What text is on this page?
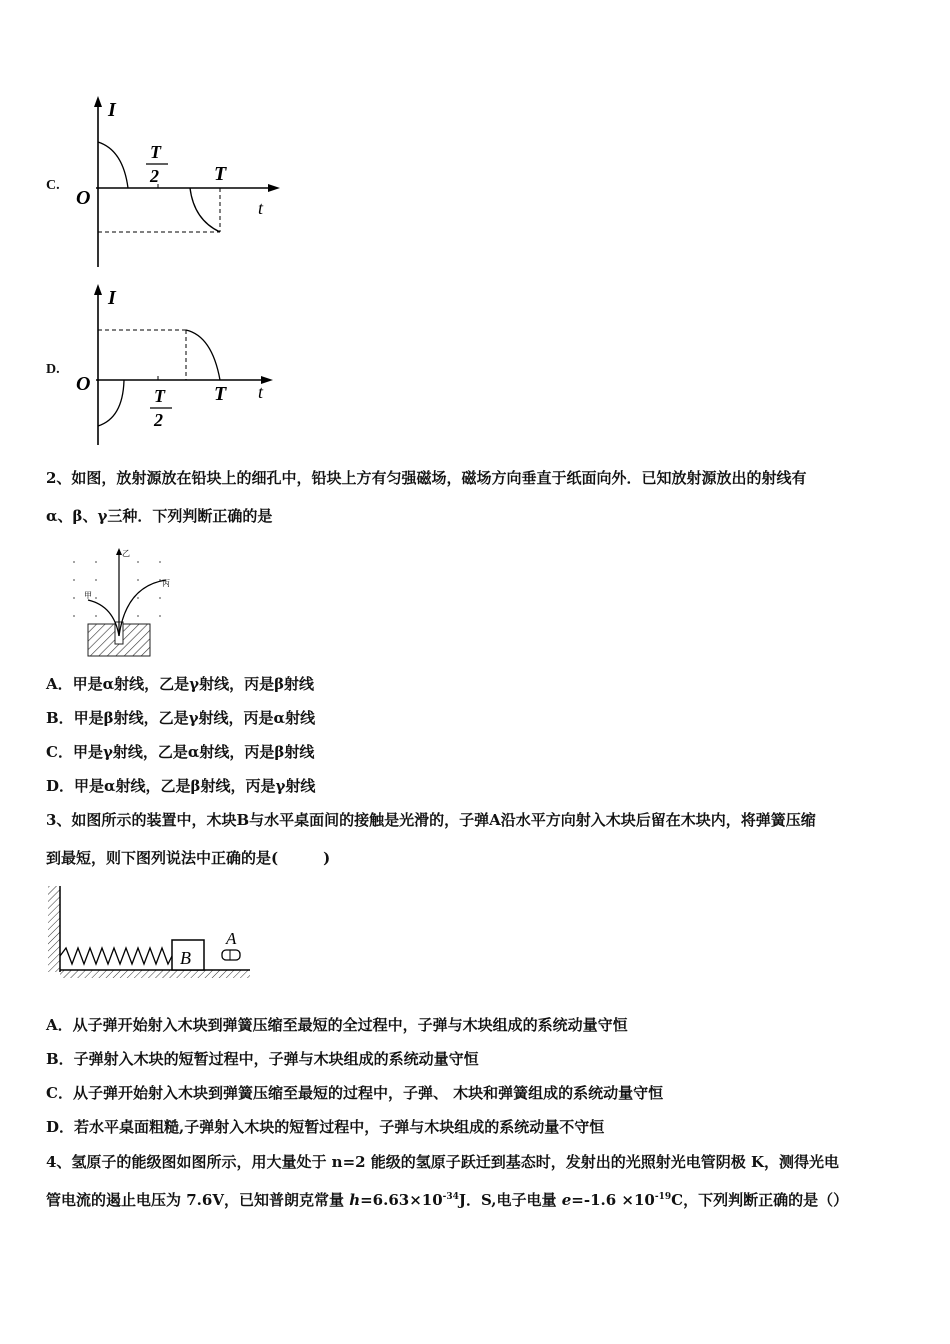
C.
I
t
O
T
2	T
D.
I
t
O
T
2
T
2、如图，放射源放在铅块上的细孔中，铅块上方有匀强磁场，磁场方向垂直于纸面向外．已知放射源放出的射线有
α、β、γ三种．下列判断正确的是
乙
甲
丙
A．甲是α射线，乙是γ射线，丙是β射线
B．甲是β射线，乙是γ射线，丙是α射线
C．甲是γ射线，乙是α射线，丙是β射线
D．甲是α射线，乙是β射线，丙是γ射线
3、如图所示的装置中，木块B与水平桌面间的接触是光滑的，子弹A沿水平方向射入木块后留在木块内，将弹簧压缩
到最短，则下图列说法中正确的是(　　　)
B
A
A．从子弹开始射入木块到弹簧压缩至最短的全过程中，子弹与木块组成的系统动量守恒
B．子弹射入木块的短暂过程中，子弹与木块组成的系统动量守恒
C．从子弹开始射入木块到弹簧压缩至最短的过程中，子弹、 木块和弹簧组成的系统动量守恒
D．若水平桌面粗糙,子弹射入木块的短暂过程中，子弹与木块组成的系统动量不守恒
4、氢原子的能级图如图所示，用大量处于 n=2 能级的氢原子跃迁到基态时，发射出的光照射光电管阴极 K，测得光电
管电流的遏止电压为 7.6V，已知普朗克常量 $h=6.63\times 10^{-34}J$．S,电子电量 $e=-1.6 \times 10^{-19}C$，下列判断正确的是（）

──────────────────────────────

▶ [Objective] Write out the records above exactly as they appear, leaving out any pictures.

▶ [Complete response]
What text is on this page?
C.
I
t
O
T
2	T
D.
I
t
O
T
2
T
2、如图，放射源放在铅块上的细孔中，铅块上方有匀强磁场，磁场方向垂直于纸面向外．已知放射源放出的射线有
α、β、γ三种．下列判断正确的是
乙
甲
丙
A．甲是α射线，乙是γ射线，丙是β射线
B．甲是β射线，乙是γ射线，丙是α射线
C．甲是γ射线，乙是α射线，丙是β射线
D．甲是α射线，乙是β射线，丙是γ射线
3、如图所示的装置中，木块B与水平桌面间的接触是光滑的，子弹A沿水平方向射入木块后留在木块内，将弹簧压缩
到最短，则下图列说法中正确的是(　　　)
B
A
A．从子弹开始射入木块到弹簧压缩至最短的全过程中，子弹与木块组成的系统动量守恒
B．子弹射入木块的短暂过程中，子弹与木块组成的系统动量守恒
C．从子弹开始射入木块到弹簧压缩至最短的过程中，子弹、 木块和弹簧组成的系统动量守恒
D．若水平桌面粗糙,子弹射入木块的短暂过程中，子弹与木块组成的系统动量不守恒
4、氢原子的能级图如图所示，用大量处于 n=2 能级的氢原子跃迁到基态时，发射出的光照射光电管阴极 K，测得光电
管电流的遏止电压为 7.6V，已知普朗克常量 $h=6.63\times 10^{-34}J$．S,电子电量 $e=-1.6 \times 10^{-19}C$，下列判断正确的是（）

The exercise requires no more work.